(Challenge) Make an exact copy of all the entries, but do not reproduce the pictures.

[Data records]
[START]
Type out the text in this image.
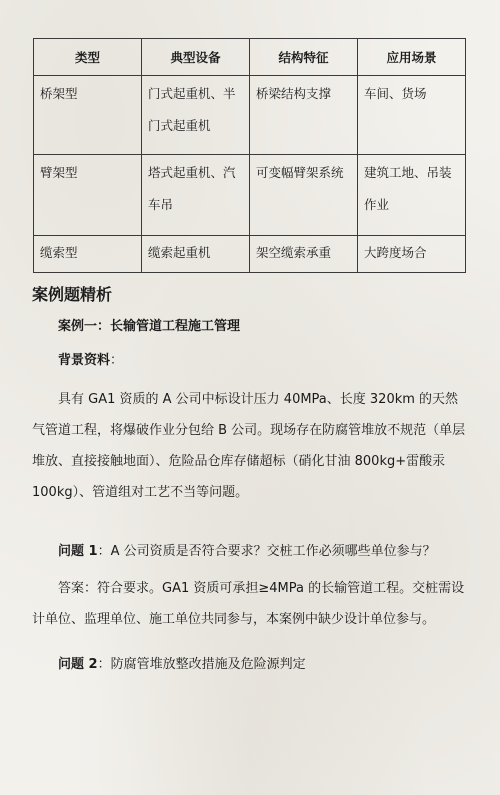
类型	典型设备	结构特征	应用场景
桥架型	门式起重机、半门式起重机	桥梁结构支撑	车间、货场
臂架型	塔式起重机、汽车吊	可变幅臂架系统	建筑工地、吊装作业
缆索型	缆索起重机	架空缆索承重	大跨度场合
案例题精析
案例一：长输管道工程施工管理
背景资料：
具有 GA1 资质的 A 公司中标设计压力 40MPa、长度 320km 的天然气管道工程，将爆破作业分包给 B 公司。现场存在防腐管堆放不规范（单层堆放、直接接触地面）、危险品仓库存储超标（硝化甘油 800kg+雷酸汞 100kg）、管道组对工艺不当等问题。
问题 1：A 公司资质是否符合要求？交桩工作必须哪些单位参与？
答案：符合要求。GA1 资质可承担≥4MPa 的长输管道工程。交桩需设计单位、监理单位、施工单位共同参与，本案例中缺少设计单位参与。
问题 2：防腐管堆放整改措施及危险源判定
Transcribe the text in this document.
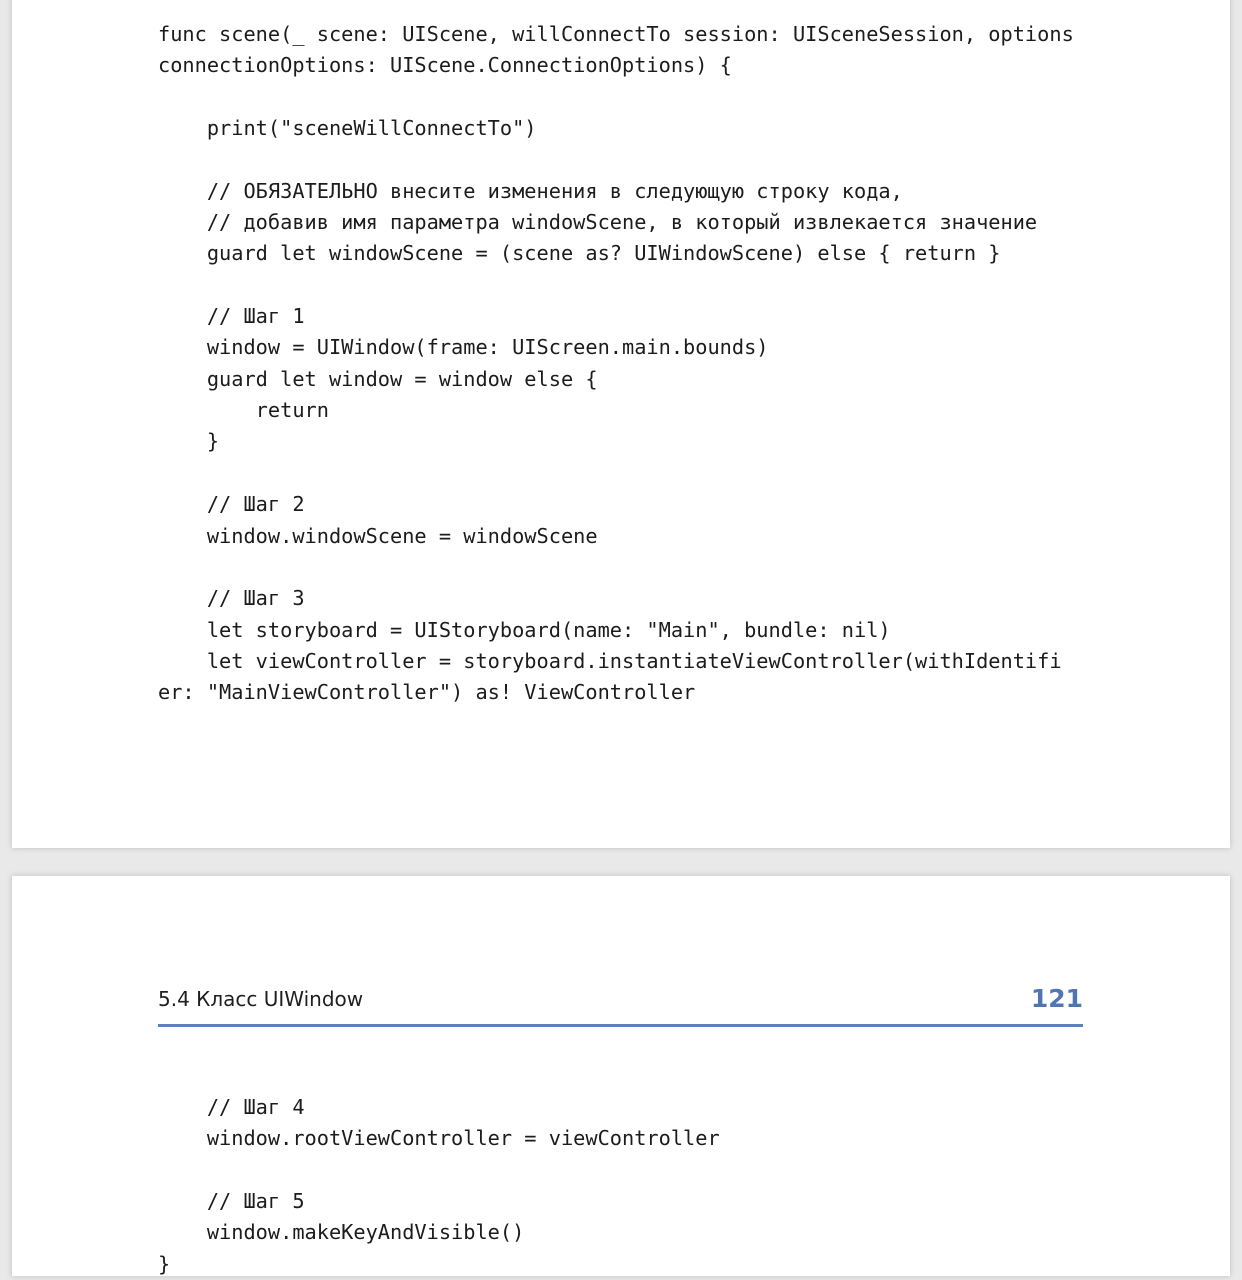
func scene(_ scene: UIScene, willConnectTo session: UISceneSession, options
connectionOptions: UIScene.ConnectionOptions) {
print("sceneWillConnectTo")
// ОБЯЗАТЕЛЬНО внесите изменения в следующую строку кода,
// добавив имя параметра windowScene, в который извлекается значение
guard let windowScene = (scene as? UIWindowScene) else { return }
// Шаг 1
window = UIWindow(frame: UIScreen.main.bounds)
guard let window = window else {
return
}
// Шаг 2
window.windowScene = windowScene
// Шаг 3
let storyboard = UIStoryboard(name: "Main", bundle: nil)
let viewController = storyboard.instantiateViewController(withIdentifi
er: "MainViewController") as! ViewController
5.4 Класс UIWindow	121
// Шаг 4
window.rootViewController = viewController
// Шаг 5
window.makeKeyAndVisible()
}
[END]
(Solution)
Type out the text in this image.
类型	典型设备	结构特征	应用场景
桥架型	门式起重机、半门式起重机	桥梁结构支撑	车间、货场
臂架型	塔式起重机、汽车吊	可变幅臂架系统	建筑工地、吊装作业
缆索型	缆索起重机	架空缆索承重	大跨度场合
案例题精析
案例一：长输管道工程施工管理
背景资料：
具有 GA1 资质的 A 公司中标设计压力 40MPa、长度 320km 的天然气管道工程，将爆破作业分包给 B 公司。现场存在防腐管堆放不规范（单层堆放、直接接触地面）、危险品仓库存储超标（硝化甘油 800kg+雷酸汞 100kg）、管道组对工艺不当等问题。
问题 1：A 公司资质是否符合要求？交桩工作必须哪些单位参与？
答案：符合要求。GA1 资质可承担≥4MPa 的长输管道工程。交桩需设计单位、监理单位、施工单位共同参与，本案例中缺少设计单位参与。
问题 2：防腐管堆放整改措施及危险源判定
Transcribe the text in this document.
func scene(_ scene: UIScene, willConnectTo session: UISceneSession, options
connectionOptions: UIScene.ConnectionOptions) {
print("sceneWillConnectTo")
// ОБЯЗАТЕЛЬНО внесите изменения в следующую строку кода,
// добавив имя параметра windowScene, в который извлекается значение
guard let windowScene = (scene as? UIWindowScene) else { return }
// Шаг 1
window = UIWindow(frame: UIScreen.main.bounds)
guard let window = window else {
return
}
// Шаг 2
window.windowScene = windowScene
// Шаг 3
let storyboard = UIStoryboard(name: "Main", bundle: nil)
let viewController = storyboard.instantiateViewController(withIdentifi
er: "MainViewController") as! ViewController
5.4 Класс UIWindow	121
// Шаг 4
window.rootViewController = viewController
// Шаг 5
window.makeKeyAndVisible()
}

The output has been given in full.